TASK BRIEF → Each line from the one that holds "What text is on this page?" to the end of the records is to be retyped exactly. Pictures are not part of the copy.

SUPPLIED RECORDS →
----

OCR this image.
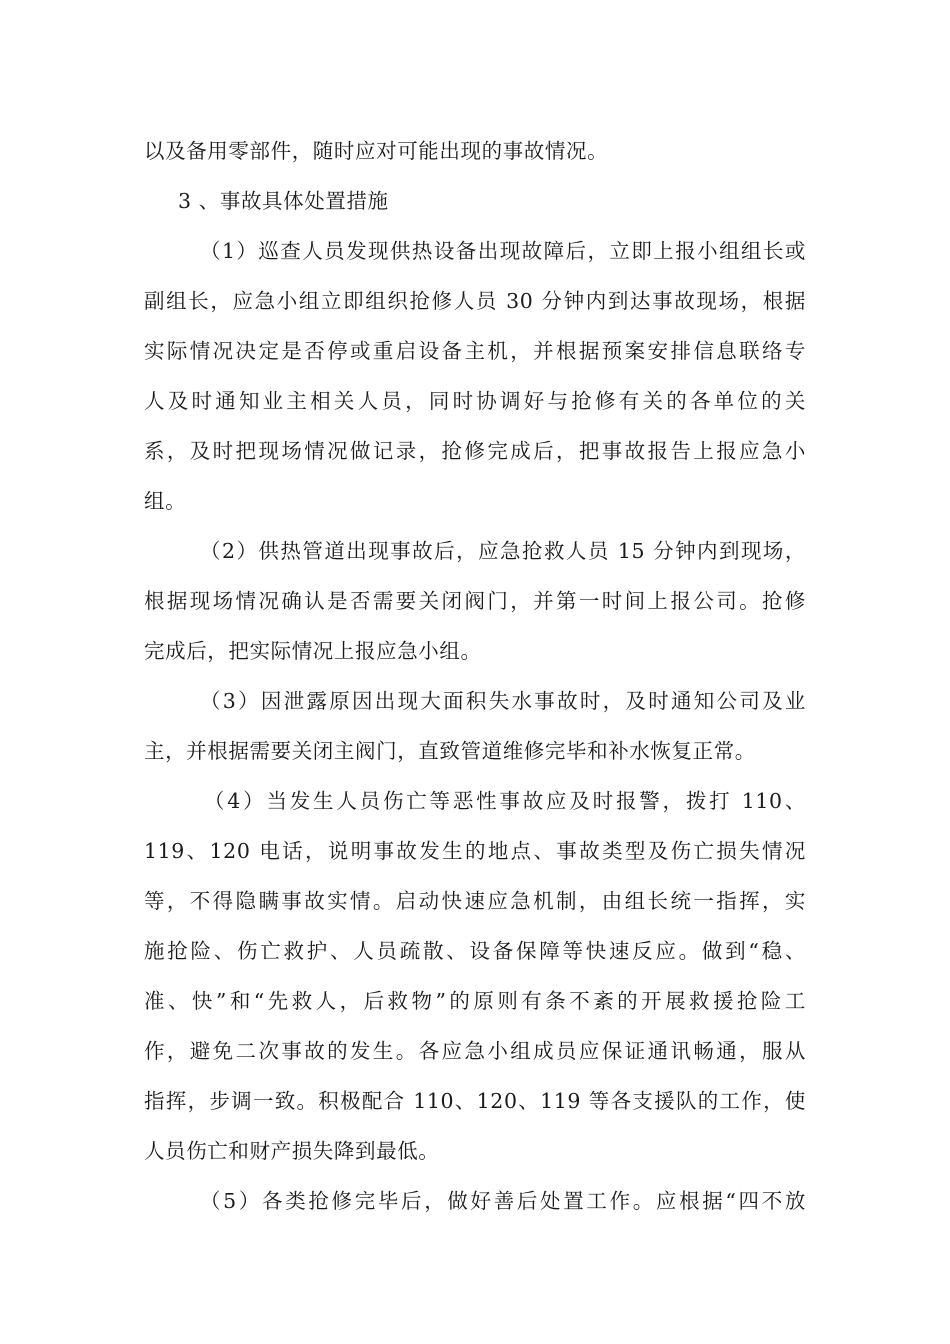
以及备用零部件，随时应对可能出现的事故情况。
3 、事故具体处置措施
（1）巡查人员发现供热设备出现故障后，立即上报小组组长或
副组长，应急小组立即组织抢修人员 30 分钟内到达事故现场，根据
实际情况决定是否停或重启设备主机，并根据预案安排信息联络专
人及时通知业主相关人员，同时协调好与抢修有关的各单位的关
系，及时把现场情况做记录，抢修完成后，把事故报告上报应急小
组。
（2）供热管道出现事故后，应急抢救人员 15 分钟内到现场，
根据现场情况确认是否需要关闭阀门，并第一时间上报公司。抢修
完成后，把实际情况上报应急小组。
（3）因泄露原因出现大面积失水事故时，及时通知公司及业
主，并根据需要关闭主阀门，直致管道维修完毕和补水恢复正常。
（4）当发生人员伤亡等恶性事故应及时报警，拨打 110、
119、120 电话，说明事故发生的地点、事故类型及伤亡损失情况
等，不得隐瞒事故实情。启动快速应急机制，由组长统一指挥，实
施抢险、伤亡救护、人员疏散、设备保障等快速反应。做到“稳、
准、快”和“先救人，后救物”的原则有条不紊的开展救援抢险工
作，避免二次事故的发生。各应急小组成员应保证通讯畅通，服从
指挥，步调一致。积极配合 110、120、119 等各支援队的工作，使
人员伤亡和财产损失降到最低。
（5）各类抢修完毕后，做好善后处置工作。应根据“四不放
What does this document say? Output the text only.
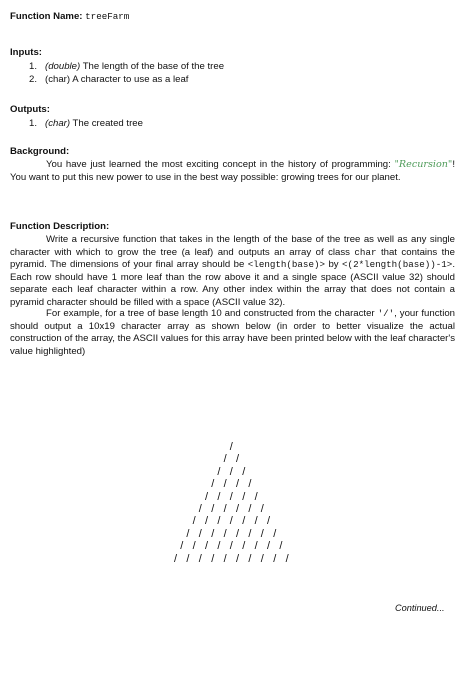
Function Name: treeFarm
Inputs:
1. (double) The length of the base of the tree
2. (char) A character to use as a leaf
Outputs:
1. (char) The created tree
Background:
You have just learned the most exciting concept in the history of programming: "Recursion"! You want to put this new power to use in the best way possible: growing trees for our planet.
Function Description:
Write a recursive function that takes in the length of the base of the tree as well as any single character with which to grow the tree (a leaf) and outputs an array of class char that contains the pyramid. The dimensions of your final array should be <length(base)> by <(2*length(base))-1>. Each row should have 1 more leaf than the row above it and a single space (ASCII value 32) should separate each leaf character within a row. Any other index within the array that does not contain a pyramid character should be filled with a space (ASCII value 32).
For example, for a tree of base length 10 and constructed from the character '/', your function should output a 10x19 character array as shown below (in order to better visualize the actual construction of the array, the ASCII values for this array have been printed below with the leaf character's value highlighted)
/
/ /
/ / /
/ / / /
/ / / / /
/ / / / / /
/ / / / / / /
/ / / / / / / /
/ / / / / / / / /
/ / / / / / / / / /
Continued...
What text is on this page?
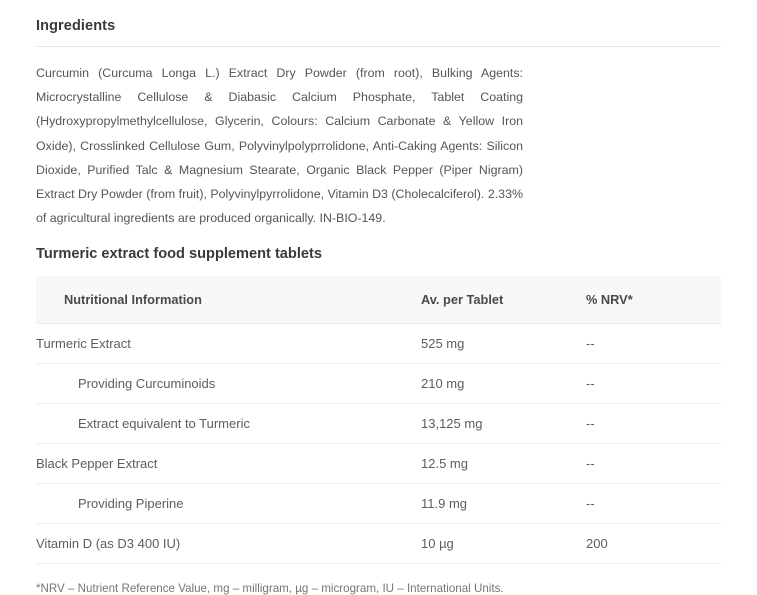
Ingredients

Curcumin (Curcuma Longa L.) Extract Dry Powder (from root), Bulking Agents: Microcrystalline Cellulose & Diabasic Calcium Phosphate, Tablet Coating (Hydroxypropylmethylcellulose, Glycerin, Colours: Calcium Carbonate & Yellow Iron Oxide), Crosslinked Cellulose Gum, Polyvinylpolyprrolidone, Anti-Caking Agents: Silicon Dioxide, Purified Talc & Magnesium Stearate, Organic Black Pepper (Piper Nigram) Extract Dry Powder (from fruit), Polyvinylpyrrolidone, Vitamin D3 (Cholecalciferol). 2.33% of agricultural ingredients are produced organically. IN-BIO-149.

Turmeric extract food supplement tablets
Nutritional Information	Av. per Tablet	% NRV*
Turmeric Extract	525 mg	--
Providing Curcuminoids	210 mg	--
Extract equivalent to Turmeric	13,125 mg	--
Black Pepper Extract	12.5 mg	--
Providing Piperine	11.9 mg	--
Vitamin D (as D3 400 IU)	10 µg	200

*NRV – Nutrient Reference Value, mg – milligram, µg – microgram, IU – International Units.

----

REPLY TO THE EXERCISE →
What text is on this page?
Ingredients

Curcumin (Curcuma Longa L.) Extract Dry Powder (from root), Bulking Agents: Microcrystalline Cellulose & Diabasic Calcium Phosphate, Tablet Coating (Hydroxypropylmethylcellulose, Glycerin, Colours: Calcium Carbonate & Yellow Iron Oxide), Crosslinked Cellulose Gum, Polyvinylpolyprrolidone, Anti-Caking Agents: Silicon Dioxide, Purified Talc & Magnesium Stearate, Organic Black Pepper (Piper Nigram) Extract Dry Powder (from fruit), Polyvinylpyrrolidone, Vitamin D3 (Cholecalciferol). 2.33% of agricultural ingredients are produced organically. IN-BIO-149.

Turmeric extract food supplement tablets
Nutritional Information	Av. per Tablet	% NRV*
Turmeric Extract	525 mg	--
Providing Curcuminoids	210 mg	--
Extract equivalent to Turmeric	13,125 mg	--
Black Pepper Extract	12.5 mg	--
Providing Piperine	11.9 mg	--
Vitamin D (as D3 400 IU)	10 µg	200

*NRV – Nutrient Reference Value, mg – milligram, µg – microgram, IU – International Units.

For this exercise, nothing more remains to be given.